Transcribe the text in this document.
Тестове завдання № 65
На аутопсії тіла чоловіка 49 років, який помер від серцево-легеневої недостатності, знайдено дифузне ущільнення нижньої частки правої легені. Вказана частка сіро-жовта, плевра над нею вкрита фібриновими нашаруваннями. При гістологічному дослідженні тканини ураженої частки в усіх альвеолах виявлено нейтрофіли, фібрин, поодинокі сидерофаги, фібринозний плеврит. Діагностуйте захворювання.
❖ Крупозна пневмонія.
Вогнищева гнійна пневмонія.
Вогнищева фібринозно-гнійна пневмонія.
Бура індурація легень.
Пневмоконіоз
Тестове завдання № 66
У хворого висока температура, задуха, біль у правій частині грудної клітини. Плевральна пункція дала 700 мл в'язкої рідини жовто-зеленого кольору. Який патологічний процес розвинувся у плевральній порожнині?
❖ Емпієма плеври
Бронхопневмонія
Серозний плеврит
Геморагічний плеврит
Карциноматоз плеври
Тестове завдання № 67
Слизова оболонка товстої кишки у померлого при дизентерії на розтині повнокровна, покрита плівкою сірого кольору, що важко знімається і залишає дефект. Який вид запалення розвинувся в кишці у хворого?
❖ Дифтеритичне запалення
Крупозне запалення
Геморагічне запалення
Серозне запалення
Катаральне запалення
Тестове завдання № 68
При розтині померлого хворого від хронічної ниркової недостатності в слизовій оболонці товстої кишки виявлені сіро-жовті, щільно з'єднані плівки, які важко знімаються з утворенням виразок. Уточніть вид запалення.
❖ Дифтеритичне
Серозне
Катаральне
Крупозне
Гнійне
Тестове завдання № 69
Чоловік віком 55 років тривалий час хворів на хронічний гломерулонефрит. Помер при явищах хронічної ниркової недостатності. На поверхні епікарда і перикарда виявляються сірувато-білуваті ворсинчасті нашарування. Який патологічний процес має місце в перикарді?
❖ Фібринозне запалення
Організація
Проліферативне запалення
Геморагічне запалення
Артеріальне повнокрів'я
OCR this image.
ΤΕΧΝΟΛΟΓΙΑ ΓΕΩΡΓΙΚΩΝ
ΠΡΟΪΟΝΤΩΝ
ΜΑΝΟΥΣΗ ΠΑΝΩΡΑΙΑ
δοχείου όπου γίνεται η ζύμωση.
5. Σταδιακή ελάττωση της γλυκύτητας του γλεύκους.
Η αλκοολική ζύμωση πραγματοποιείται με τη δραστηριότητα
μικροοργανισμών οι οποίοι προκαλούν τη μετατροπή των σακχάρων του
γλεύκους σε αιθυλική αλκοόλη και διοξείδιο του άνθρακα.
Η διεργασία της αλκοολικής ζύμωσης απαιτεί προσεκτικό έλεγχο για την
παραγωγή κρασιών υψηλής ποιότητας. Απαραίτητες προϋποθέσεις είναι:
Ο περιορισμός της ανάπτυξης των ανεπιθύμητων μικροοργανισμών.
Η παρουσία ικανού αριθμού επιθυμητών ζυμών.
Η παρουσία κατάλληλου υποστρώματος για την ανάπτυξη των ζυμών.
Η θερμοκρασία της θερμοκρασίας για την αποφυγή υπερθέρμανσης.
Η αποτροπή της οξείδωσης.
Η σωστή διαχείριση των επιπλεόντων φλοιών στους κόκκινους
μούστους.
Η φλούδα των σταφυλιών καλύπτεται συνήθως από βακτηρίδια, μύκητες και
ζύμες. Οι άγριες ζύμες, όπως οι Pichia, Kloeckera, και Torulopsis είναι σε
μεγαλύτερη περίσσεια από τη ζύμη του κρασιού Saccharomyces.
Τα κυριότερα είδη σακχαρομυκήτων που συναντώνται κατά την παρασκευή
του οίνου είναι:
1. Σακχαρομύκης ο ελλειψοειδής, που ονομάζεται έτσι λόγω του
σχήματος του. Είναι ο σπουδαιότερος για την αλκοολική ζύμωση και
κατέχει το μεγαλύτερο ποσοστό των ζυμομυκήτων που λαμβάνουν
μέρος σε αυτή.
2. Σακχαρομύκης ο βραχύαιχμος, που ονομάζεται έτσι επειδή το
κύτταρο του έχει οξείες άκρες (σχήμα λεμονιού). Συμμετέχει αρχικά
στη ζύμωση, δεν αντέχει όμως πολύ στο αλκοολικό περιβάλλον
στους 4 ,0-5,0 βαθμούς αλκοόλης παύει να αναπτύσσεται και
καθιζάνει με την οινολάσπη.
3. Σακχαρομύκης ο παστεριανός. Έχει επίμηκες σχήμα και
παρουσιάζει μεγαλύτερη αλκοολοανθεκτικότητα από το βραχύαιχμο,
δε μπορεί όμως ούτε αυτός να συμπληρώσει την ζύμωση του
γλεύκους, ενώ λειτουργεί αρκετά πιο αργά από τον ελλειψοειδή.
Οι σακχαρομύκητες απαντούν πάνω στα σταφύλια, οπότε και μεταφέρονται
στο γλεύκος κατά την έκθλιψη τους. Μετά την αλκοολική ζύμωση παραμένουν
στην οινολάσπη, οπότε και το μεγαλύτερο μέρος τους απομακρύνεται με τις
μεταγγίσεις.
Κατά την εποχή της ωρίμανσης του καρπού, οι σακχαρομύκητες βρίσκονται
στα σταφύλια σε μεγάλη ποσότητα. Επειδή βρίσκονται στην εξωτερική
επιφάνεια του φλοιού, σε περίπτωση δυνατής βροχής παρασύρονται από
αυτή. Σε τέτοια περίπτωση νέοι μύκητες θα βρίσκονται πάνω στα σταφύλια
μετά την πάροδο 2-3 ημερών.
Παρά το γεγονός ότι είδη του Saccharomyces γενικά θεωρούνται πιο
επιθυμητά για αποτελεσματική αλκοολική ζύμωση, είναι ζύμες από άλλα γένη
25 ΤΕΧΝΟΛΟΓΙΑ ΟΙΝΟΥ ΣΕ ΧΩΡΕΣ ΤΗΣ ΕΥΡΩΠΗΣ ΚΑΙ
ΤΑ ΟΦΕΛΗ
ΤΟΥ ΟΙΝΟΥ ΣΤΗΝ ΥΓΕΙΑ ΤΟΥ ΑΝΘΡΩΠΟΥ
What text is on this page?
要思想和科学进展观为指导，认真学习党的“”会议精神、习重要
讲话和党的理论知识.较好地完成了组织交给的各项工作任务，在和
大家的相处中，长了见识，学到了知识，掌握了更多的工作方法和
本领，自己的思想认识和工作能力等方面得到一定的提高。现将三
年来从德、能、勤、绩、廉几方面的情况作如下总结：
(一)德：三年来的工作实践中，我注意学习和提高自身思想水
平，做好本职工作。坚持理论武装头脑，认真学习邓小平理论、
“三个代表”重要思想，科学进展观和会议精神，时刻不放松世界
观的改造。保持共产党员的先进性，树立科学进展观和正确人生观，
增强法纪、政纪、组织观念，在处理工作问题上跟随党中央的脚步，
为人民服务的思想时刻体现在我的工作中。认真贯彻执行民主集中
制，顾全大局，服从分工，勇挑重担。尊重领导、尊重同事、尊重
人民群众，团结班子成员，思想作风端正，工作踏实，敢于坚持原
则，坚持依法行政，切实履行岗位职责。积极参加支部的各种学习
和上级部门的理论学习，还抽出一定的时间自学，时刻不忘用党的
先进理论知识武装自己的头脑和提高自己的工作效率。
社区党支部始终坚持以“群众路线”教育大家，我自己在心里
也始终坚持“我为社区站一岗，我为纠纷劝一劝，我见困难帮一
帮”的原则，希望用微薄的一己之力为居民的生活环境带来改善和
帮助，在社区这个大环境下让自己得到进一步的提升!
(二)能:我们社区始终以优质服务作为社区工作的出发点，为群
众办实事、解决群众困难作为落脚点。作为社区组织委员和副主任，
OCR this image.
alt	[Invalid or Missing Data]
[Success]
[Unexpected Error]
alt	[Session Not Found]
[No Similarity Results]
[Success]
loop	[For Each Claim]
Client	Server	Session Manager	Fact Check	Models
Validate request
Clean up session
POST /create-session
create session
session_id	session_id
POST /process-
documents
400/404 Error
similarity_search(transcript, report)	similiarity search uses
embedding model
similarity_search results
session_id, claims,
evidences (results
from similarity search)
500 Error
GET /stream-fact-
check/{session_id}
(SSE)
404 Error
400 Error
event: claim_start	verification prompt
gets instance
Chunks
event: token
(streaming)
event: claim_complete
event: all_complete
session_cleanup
****************************************
Job | Gather every line from the listing above in which "плеврит" appears, and copy those lines.

Solution to this problem |
На аутопсії тіла чоловіка 49 років, який помер від серцево-легеневої недостатності, знайдено дифузне ущільнення нижньої частки правої легені. Вказана частка сіро-жовта, плевра над нею вкрита фібриновими нашаруваннями. При гістологічному дослідженні тканини ураженої частки в усіх альвеолах виявлено нейтрофіли, фібрин, поодинокі сидерофаги, фібринозний плеврит. Діагностуйте захворювання.
Серозний плеврит
Геморагічний плеврит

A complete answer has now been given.